**TASK**
From the entries below, pull out each line where "explorer" appears.

**RECORDS TO USE**
## Start

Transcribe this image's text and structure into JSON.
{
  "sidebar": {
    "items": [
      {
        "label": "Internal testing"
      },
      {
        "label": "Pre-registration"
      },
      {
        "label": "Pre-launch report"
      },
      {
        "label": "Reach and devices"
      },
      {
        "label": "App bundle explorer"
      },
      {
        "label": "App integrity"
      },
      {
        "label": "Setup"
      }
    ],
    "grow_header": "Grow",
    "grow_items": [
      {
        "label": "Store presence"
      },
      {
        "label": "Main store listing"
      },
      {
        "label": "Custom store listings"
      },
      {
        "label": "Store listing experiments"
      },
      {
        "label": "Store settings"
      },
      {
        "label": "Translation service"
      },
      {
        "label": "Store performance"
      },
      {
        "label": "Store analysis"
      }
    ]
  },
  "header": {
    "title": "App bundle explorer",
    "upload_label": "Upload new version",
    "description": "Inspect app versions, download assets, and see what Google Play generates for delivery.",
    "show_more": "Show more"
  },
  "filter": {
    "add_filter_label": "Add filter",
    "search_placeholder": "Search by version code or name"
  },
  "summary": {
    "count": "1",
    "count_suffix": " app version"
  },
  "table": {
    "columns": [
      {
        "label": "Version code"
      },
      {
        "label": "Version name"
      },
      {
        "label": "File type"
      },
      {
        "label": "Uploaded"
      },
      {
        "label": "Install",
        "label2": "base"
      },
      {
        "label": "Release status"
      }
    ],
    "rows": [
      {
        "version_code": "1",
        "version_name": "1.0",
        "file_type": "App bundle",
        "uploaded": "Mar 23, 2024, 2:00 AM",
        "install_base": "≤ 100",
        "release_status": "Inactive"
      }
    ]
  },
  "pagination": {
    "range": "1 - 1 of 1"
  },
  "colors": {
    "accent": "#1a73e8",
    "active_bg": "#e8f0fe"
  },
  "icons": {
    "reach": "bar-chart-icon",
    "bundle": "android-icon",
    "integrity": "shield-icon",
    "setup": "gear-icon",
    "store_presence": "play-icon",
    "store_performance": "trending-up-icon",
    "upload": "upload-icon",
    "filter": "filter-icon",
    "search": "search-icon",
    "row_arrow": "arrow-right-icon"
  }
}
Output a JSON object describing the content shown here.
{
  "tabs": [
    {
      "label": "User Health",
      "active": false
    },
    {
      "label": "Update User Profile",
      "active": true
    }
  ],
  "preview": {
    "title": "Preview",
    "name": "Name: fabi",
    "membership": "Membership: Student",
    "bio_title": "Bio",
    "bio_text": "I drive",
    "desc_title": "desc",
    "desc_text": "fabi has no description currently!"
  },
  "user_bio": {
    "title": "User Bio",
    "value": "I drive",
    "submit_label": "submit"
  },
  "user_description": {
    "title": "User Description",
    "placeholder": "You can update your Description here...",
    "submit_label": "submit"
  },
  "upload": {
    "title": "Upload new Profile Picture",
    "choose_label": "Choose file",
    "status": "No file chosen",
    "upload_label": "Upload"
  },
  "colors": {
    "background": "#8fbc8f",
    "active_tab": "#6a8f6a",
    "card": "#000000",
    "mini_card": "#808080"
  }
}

## End

**RESPONSE TO THIS TASK**
        "label": "App bundle explorer"
    "title": "App bundle explorer",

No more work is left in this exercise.